About this exercise:
This exercise calls for printing every record exactly once more.
Content starts
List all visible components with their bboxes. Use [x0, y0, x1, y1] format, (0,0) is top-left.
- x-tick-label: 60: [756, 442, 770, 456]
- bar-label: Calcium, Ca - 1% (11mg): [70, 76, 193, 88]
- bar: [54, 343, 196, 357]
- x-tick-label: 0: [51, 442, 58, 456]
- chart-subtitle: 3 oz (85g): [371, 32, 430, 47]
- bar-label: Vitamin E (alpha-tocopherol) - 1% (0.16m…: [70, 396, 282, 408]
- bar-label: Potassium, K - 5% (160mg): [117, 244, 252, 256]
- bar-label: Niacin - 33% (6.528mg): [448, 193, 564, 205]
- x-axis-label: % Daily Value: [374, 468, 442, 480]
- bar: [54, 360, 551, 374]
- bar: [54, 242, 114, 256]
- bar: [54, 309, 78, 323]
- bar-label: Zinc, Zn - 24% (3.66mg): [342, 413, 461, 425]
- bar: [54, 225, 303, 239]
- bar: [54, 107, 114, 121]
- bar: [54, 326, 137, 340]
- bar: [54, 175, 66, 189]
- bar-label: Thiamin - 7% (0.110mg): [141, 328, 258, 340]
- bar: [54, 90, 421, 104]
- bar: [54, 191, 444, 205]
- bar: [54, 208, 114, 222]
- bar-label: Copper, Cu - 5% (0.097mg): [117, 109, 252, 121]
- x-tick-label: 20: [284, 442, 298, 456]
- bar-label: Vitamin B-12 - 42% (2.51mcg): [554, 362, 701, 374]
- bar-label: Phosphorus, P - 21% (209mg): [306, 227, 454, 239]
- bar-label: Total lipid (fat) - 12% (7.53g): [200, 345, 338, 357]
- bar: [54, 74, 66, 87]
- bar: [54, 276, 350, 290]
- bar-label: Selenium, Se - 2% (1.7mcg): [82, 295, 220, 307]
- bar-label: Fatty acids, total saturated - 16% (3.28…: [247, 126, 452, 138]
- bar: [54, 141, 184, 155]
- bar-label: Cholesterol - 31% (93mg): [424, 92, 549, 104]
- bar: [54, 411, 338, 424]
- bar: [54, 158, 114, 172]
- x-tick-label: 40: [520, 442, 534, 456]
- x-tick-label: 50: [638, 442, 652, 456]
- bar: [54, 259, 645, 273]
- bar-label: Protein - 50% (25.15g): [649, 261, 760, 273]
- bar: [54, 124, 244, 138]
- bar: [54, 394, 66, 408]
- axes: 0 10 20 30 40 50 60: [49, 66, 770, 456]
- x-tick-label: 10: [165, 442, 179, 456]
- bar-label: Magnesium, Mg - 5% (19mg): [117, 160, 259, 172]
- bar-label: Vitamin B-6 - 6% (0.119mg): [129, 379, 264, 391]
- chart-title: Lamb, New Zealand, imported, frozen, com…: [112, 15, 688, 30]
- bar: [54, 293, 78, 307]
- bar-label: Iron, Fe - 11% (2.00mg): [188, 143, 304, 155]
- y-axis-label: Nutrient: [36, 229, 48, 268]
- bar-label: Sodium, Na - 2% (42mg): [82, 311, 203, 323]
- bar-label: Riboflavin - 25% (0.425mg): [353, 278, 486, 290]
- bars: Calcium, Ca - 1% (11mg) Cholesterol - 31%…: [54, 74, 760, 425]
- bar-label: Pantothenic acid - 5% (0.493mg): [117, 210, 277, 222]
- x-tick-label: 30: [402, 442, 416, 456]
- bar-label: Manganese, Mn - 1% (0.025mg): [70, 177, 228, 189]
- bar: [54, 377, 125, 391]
Content ends
Completed exercise:
List all visible components with their bboxes. Use [x0, y0, x1, y1] format, (0,0) is top-left.
- x-tick-label: 60: [756, 442, 770, 456]
- bar-label: Calcium, Ca - 1% (11mg): [70, 76, 193, 88]
- bar: [54, 343, 196, 357]
- x-tick-label: 0: [51, 442, 58, 456]
- chart-subtitle: 3 oz (85g): [371, 32, 430, 47]
- bar-label: Vitamin E (alpha-tocopherol) - 1% (0.16m…: [70, 396, 282, 408]
- bar-label: Potassium, K - 5% (160mg): [117, 244, 252, 256]
- bar-label: Niacin - 33% (6.528mg): [448, 193, 564, 205]
- x-axis-label: % Daily Value: [374, 468, 442, 480]
- bar: [54, 360, 551, 374]
- bar: [54, 242, 114, 256]
- bar: [54, 309, 78, 323]
- bar-label: Zinc, Zn - 24% (3.66mg): [342, 413, 461, 425]
- bar: [54, 225, 303, 239]
- bar: [54, 107, 114, 121]
- bar: [54, 326, 137, 340]
- bar: [54, 175, 66, 189]
- bar-label: Thiamin - 7% (0.110mg): [141, 328, 258, 340]
- bar: [54, 90, 421, 104]
- bar: [54, 191, 444, 205]
- bar: [54, 208, 114, 222]
- bar-label: Copper, Cu - 5% (0.097mg): [117, 109, 252, 121]
- x-tick-label: 20: [284, 442, 298, 456]
- bar-label: Vitamin B-12 - 42% (2.51mcg): [554, 362, 701, 374]
- bar-label: Phosphorus, P - 21% (209mg): [306, 227, 454, 239]
- bar-label: Total lipid (fat) - 12% (7.53g): [200, 345, 338, 357]
- bar: [54, 74, 66, 87]
- bar: [54, 276, 350, 290]
- bar-label: Selenium, Se - 2% (1.7mcg): [82, 295, 220, 307]
- bar-label: Fatty acids, total saturated - 16% (3.28…: [247, 126, 452, 138]
- bar: [54, 141, 184, 155]
- bar-label: Cholesterol - 31% (93mg): [424, 92, 549, 104]
- bar: [54, 411, 338, 424]
- bar: [54, 158, 114, 172]
- x-tick-label: 40: [520, 442, 534, 456]
- x-tick-label: 50: [638, 442, 652, 456]
- bar: [54, 259, 645, 273]
- bar-label: Protein - 50% (25.15g): [649, 261, 760, 273]
- bar: [54, 124, 244, 138]
- bar: [54, 394, 66, 408]
- axes: 0 10 20 30 40 50 60: [49, 66, 770, 456]
- x-tick-label: 10: [165, 442, 179, 456]
- bar-label: Magnesium, Mg - 5% (19mg): [117, 160, 259, 172]
- bar-label: Vitamin B-6 - 6% (0.119mg): [129, 379, 264, 391]
- chart-title: Lamb, New Zealand, imported, frozen, com…: [112, 15, 688, 30]
- bar: [54, 293, 78, 307]
- bar-label: Iron, Fe - 11% (2.00mg): [188, 143, 304, 155]
- y-axis-label: Nutrient: [36, 229, 48, 268]
- bar-label: Sodium, Na - 2% (42mg): [82, 311, 203, 323]
- bar-label: Riboflavin - 25% (0.425mg): [353, 278, 486, 290]
- bars: Calcium, Ca - 1% (11mg) Cholesterol - 31%…: [54, 74, 760, 425]
- bar-label: Pantothenic acid - 5% (0.493mg): [117, 210, 277, 222]
- x-tick-label: 30: [402, 442, 416, 456]
- bar-label: Manganese, Mn - 1% (0.025mg): [70, 177, 228, 189]
- bar: [54, 377, 125, 391]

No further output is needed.